_TO BE DONE_:
Return each entry exactly, omitting nothing.

_EXCERPTED RECORDS_:
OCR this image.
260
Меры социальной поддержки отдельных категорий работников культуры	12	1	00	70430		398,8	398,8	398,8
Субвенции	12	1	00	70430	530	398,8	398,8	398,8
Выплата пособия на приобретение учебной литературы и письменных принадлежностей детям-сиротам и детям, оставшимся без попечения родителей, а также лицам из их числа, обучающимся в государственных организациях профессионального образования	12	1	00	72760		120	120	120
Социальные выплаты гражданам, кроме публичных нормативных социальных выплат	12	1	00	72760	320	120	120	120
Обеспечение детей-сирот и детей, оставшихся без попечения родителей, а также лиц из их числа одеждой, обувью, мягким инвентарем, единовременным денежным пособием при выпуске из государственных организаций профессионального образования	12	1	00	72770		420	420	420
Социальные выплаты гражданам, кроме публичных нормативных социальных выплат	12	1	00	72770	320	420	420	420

_THE REPLY_:
OCR this image.
260
Меры социальной поддержки отдельных категорий работников культуры	12	1	00	70430		398,8	398,8	398,8
Субвенции	12	1	00	70430	530	398,8	398,8	398,8
Выплата пособия на приобретение учебной литературы и письменных принадлежностей детям-сиротам и детям, оставшимся без попечения родителей, а также лицам из их числа, обучающимся в государственных организациях профессионального образования	12	1	00	72760		120	120	120
Социальные выплаты гражданам, кроме публичных нормативных социальных выплат	12	1	00	72760	320	120	120	120
Обеспечение детей-сирот и детей, оставшихся без попечения родителей, а также лиц из их числа одеждой, обувью, мягким инвентарем, единовременным денежным пособием при выпуске из государственных организаций профессионального образования	12	1	00	72770		420	420	420
Социальные выплаты гражданам, кроме публичных нормативных социальных выплат	12	1	00	72770	320	420	420	420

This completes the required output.